▶ [TASK INSTRUCTIONS] Locate every line in the material below that has the word "readable". Copy each of those lines.

▶ [INPUT DATA]
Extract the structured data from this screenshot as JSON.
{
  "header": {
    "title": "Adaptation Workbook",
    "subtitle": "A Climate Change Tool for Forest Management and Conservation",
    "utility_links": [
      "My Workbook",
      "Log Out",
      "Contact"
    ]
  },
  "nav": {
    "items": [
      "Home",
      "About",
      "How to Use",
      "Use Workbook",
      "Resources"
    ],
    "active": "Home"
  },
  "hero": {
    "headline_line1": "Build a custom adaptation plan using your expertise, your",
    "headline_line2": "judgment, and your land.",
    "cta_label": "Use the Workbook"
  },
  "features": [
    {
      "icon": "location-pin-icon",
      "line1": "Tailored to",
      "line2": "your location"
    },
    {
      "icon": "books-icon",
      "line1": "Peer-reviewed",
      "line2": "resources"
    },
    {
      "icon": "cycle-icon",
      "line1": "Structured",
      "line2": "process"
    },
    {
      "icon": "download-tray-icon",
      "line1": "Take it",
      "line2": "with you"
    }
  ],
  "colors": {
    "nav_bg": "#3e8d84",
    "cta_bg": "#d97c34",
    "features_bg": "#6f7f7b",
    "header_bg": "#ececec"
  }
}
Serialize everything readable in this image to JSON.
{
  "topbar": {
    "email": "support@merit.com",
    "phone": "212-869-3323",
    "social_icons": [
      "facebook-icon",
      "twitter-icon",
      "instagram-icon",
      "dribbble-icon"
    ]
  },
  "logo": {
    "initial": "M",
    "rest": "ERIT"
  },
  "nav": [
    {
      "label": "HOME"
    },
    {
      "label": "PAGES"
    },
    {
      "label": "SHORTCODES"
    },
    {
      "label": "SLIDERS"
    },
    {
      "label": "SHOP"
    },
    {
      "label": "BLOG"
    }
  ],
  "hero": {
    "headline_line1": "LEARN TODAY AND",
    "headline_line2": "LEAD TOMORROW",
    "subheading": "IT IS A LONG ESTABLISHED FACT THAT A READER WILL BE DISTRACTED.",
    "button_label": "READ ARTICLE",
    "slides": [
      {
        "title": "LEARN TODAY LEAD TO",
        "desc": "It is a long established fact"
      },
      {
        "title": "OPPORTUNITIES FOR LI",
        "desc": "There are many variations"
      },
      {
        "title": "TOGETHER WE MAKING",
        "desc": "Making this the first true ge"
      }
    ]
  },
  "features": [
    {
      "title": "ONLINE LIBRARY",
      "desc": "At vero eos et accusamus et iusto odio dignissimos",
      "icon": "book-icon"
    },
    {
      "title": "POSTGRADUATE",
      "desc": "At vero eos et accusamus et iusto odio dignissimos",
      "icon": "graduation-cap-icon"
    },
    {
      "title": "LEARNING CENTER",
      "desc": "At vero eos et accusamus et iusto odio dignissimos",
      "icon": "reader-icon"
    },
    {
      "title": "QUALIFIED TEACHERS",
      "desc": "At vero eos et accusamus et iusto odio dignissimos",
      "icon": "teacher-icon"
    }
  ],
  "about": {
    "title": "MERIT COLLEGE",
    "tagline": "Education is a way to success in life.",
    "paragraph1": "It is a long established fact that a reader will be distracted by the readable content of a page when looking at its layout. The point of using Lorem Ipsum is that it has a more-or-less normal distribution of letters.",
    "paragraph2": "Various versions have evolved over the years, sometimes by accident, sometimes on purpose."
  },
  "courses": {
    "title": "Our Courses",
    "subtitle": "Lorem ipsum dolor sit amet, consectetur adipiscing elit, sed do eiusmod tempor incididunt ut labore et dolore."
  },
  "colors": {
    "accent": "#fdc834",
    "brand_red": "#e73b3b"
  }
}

▶ [EXPECTED OUTPUT]
Serialize everything readable in this image to JSON.
    "paragraph1": "It is a long established fact that a reader will be distracted by the readable content of a page when looking at its layout. The point of using Lorem Ipsum is that it has a more-or-less normal distribution of letters.",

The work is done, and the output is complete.